A block of data
_____

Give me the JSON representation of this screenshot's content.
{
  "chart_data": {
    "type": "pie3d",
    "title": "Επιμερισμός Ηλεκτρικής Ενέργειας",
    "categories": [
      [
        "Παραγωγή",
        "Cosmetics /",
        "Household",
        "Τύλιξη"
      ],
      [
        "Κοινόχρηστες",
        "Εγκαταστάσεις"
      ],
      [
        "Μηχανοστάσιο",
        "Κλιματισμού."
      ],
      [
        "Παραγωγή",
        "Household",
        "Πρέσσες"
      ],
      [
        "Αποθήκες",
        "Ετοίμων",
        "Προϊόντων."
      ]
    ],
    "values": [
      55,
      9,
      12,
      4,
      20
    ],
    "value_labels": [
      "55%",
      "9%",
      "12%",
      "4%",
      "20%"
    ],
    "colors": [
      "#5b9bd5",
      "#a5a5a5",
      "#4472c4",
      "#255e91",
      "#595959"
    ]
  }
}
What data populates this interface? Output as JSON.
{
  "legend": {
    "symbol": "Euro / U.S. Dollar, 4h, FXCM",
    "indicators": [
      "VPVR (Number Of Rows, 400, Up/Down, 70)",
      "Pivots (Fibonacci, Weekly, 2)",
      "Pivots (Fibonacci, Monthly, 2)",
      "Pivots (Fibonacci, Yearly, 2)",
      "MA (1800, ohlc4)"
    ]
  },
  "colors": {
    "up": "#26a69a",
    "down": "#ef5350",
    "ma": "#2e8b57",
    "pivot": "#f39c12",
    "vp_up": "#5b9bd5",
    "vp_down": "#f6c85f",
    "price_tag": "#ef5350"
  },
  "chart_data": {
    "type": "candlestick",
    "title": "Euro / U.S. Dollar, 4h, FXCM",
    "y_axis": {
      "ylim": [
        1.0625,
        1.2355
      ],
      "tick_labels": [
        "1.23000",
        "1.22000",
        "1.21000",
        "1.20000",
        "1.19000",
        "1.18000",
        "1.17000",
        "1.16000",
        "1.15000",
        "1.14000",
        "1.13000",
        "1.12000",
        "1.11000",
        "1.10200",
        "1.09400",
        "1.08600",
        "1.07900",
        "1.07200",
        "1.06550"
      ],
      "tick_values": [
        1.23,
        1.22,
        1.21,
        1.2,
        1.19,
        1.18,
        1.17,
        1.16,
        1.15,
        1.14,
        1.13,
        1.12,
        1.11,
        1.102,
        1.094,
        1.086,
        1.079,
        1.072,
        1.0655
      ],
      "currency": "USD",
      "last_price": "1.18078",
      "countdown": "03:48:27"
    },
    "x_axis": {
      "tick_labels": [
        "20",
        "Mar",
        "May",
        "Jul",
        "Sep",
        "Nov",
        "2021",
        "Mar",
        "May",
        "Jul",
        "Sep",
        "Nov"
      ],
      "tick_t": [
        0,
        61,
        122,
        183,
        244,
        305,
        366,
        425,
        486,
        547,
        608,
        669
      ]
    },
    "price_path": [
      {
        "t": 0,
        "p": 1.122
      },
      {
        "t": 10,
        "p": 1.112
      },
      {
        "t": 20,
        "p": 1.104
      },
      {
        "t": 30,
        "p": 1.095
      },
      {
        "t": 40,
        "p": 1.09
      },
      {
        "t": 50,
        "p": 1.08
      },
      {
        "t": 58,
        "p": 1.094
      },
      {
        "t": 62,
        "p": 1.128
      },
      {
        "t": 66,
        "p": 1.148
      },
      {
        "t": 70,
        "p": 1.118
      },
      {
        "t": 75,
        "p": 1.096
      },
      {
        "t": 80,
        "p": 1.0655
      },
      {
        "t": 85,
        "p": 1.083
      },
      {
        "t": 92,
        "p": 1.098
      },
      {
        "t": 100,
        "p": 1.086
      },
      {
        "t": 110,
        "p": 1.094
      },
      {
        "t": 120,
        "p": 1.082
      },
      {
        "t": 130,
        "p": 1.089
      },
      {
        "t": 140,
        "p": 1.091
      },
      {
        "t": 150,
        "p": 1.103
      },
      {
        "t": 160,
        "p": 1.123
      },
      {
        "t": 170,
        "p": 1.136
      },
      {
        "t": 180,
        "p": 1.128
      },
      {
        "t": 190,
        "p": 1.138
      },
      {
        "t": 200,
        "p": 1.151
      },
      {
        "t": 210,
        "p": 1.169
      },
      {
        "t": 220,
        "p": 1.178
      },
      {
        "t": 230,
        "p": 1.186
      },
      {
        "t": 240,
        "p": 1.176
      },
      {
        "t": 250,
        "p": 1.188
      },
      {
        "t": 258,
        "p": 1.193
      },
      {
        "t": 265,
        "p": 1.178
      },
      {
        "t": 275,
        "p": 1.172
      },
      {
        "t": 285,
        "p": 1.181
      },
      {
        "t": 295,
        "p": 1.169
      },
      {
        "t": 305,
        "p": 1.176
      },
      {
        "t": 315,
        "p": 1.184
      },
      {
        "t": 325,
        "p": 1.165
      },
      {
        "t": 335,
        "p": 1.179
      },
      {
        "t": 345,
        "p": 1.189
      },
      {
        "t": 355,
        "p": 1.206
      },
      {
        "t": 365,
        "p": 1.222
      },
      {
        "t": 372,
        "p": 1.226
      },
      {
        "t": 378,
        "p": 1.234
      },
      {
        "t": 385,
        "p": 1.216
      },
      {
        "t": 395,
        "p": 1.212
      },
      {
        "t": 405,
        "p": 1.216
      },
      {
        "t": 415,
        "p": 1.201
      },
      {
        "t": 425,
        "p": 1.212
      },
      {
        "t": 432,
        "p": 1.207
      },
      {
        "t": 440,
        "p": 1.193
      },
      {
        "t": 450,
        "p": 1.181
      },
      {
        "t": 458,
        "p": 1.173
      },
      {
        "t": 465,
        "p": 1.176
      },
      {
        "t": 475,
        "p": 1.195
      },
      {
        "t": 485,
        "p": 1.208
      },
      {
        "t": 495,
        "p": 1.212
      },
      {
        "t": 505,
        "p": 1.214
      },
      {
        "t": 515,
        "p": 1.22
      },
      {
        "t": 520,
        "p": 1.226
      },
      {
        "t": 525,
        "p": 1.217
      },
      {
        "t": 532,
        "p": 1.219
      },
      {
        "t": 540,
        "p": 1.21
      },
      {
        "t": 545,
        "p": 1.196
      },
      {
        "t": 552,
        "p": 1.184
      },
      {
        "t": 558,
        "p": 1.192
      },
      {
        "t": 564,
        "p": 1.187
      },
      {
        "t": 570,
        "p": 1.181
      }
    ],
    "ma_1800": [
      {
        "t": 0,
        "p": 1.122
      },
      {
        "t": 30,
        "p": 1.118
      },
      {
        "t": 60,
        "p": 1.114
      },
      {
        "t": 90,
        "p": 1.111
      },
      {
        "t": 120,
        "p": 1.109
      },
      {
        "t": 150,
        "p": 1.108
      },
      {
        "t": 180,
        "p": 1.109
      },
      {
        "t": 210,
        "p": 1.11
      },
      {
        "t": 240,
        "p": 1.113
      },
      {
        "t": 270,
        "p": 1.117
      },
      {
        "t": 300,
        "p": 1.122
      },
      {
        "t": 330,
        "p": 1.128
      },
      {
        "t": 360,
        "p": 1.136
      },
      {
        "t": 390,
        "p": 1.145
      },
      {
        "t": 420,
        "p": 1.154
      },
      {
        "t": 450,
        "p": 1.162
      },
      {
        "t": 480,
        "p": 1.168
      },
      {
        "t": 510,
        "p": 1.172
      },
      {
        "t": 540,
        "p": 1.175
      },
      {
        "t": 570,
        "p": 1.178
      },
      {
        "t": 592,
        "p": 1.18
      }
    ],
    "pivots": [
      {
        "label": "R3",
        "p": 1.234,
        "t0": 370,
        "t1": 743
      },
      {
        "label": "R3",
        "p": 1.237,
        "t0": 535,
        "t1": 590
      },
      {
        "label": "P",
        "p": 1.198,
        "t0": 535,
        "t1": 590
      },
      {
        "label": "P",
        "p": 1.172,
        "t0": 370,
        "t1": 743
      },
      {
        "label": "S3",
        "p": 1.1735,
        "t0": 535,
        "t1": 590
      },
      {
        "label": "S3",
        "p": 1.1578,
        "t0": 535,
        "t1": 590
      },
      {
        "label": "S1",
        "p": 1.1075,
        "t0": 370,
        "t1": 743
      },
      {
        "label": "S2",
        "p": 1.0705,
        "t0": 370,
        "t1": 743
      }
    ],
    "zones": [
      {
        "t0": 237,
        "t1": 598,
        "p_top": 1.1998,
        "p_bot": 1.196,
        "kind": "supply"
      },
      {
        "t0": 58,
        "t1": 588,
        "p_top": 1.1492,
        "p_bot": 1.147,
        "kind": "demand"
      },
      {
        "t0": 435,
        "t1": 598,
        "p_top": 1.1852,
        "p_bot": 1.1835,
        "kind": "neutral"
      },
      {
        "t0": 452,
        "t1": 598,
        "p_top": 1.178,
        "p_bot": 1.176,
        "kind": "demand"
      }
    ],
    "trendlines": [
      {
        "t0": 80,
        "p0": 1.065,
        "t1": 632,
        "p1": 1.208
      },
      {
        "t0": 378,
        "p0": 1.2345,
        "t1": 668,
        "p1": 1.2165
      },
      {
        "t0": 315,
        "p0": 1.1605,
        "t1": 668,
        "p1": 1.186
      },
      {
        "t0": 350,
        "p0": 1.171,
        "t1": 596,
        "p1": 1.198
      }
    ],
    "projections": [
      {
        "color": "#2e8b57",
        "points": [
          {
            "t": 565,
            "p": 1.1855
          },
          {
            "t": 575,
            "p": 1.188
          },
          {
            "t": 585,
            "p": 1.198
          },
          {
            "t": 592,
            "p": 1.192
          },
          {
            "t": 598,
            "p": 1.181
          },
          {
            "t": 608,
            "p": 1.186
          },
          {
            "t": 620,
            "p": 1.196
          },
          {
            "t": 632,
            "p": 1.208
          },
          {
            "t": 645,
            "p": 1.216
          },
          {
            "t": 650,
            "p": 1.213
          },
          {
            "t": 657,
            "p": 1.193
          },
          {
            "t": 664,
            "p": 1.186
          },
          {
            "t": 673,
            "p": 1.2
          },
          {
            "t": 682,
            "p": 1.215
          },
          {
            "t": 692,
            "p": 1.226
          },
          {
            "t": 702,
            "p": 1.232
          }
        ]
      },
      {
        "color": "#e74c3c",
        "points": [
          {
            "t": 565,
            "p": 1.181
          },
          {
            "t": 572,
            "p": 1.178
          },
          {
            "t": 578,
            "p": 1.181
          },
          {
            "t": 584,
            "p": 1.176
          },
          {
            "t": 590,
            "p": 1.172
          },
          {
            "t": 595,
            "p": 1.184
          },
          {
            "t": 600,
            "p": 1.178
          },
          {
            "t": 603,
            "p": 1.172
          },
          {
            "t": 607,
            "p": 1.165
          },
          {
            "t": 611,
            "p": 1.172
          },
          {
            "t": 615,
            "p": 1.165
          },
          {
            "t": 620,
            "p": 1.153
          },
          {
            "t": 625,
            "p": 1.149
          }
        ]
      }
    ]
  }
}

_____

SHORT TASK
Look through the records above and report how many lines hold the word "title", giving only the number.

EXERCISE RESPONSE
2